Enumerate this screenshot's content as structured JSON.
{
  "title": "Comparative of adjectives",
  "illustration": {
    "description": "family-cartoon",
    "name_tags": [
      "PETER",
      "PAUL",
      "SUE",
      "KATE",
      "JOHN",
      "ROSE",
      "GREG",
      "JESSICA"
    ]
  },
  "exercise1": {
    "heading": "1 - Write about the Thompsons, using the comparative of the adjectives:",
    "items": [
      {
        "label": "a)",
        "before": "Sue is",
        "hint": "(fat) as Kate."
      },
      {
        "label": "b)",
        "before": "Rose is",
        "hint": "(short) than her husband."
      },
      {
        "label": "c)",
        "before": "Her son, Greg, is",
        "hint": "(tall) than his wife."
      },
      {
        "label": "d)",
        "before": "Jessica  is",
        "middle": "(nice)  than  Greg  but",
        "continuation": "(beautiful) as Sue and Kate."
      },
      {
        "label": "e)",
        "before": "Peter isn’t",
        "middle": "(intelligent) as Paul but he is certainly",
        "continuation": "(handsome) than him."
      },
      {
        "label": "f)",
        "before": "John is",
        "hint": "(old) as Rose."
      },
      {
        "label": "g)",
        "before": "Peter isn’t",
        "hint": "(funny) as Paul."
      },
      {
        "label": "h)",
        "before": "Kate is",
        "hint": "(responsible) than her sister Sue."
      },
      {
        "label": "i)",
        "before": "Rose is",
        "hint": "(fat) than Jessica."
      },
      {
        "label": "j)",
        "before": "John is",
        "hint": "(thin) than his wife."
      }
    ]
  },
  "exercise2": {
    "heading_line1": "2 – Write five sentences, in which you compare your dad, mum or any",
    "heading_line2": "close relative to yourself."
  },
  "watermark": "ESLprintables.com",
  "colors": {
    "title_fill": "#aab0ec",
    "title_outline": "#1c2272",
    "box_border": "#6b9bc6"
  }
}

- _WHAT THE TASK ASKS_
Check each line of these records for the string "before" and state only how many lines have it.

- _EXERCISE RESULT_
10